■ Bloque de texto
^^^^

# Monitor de Sonido // Transmisor/Receptor RF



## matiasemg (Jul 18, 2008)

Buenas, ando queriendo hacer unos monitores inalambricos de sonido, es para que los musicos cuando esten tocando escuchen el retorno, pero inalambrico (como todos los musicos pro, pero no hace falta que sea tan pro ) y la verdad no encontre muchos planos sobre eso, en lo que es el transmisor, no importa el tamaño ni la tension ni nada, en lo que es el receptor, la idea es una bateria de 9v y lo mas chico posible

Desde ya muchas gracias!


----------



## Dano (Jul 18, 2008)

En el foro está toda la información necesaria, en el topic transmisores de fm, está el diagrama de un transmisor de fm, el cual puede ser sintonizado por cualquier radio barata.

El problema de realizar un circuito extermadamente simple en fm es la estabilidad, por ejemplo están tocando y unos de los musicos de se "poseciona" y sin querer le pega al circuito transmisor, la frecuencia se dispara y debes resintonizar los repetores, lo cual es medio imposible cuando estás en el medio del toque, y además te confías en los retornos inalámbricos y no llevas cajas de retorno estás muerto, mas vale cortar el toque e irse con dignidad.

^^^^

■ Sección de datos
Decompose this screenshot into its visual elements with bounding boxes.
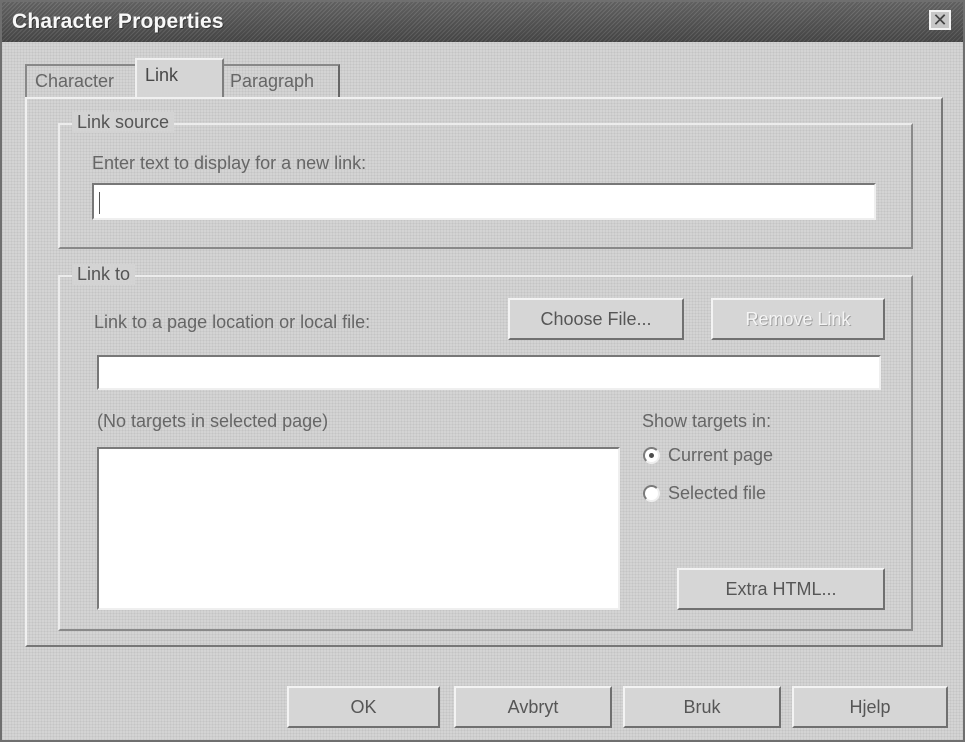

^^^^

■ Indicación
Di si cada afirmación concuerda con el bloque de texto. Responde sí o no y cita literalmente las palabras del texto que lo deciden.
1. Para el receptor, matiasemg piensa en una batería de 9 V.
2. Según Dano, el transmisor de FM del foro necesita una radio cara para sintonizarlo.
3. Dano señala que un circuito muy simple en FM tiene el problema de la estabilidad.
Los datos son un material independiente del bloque de texto.

■ Resultado
1. Sí: "la idea es una bateria de 9v y lo mas chico posible"
2. No: "puede ser sintonizado por cualquier radio barata"
3. Sí: "El problema de realizar un circuito extermadamente simple en fm es la estabilidad"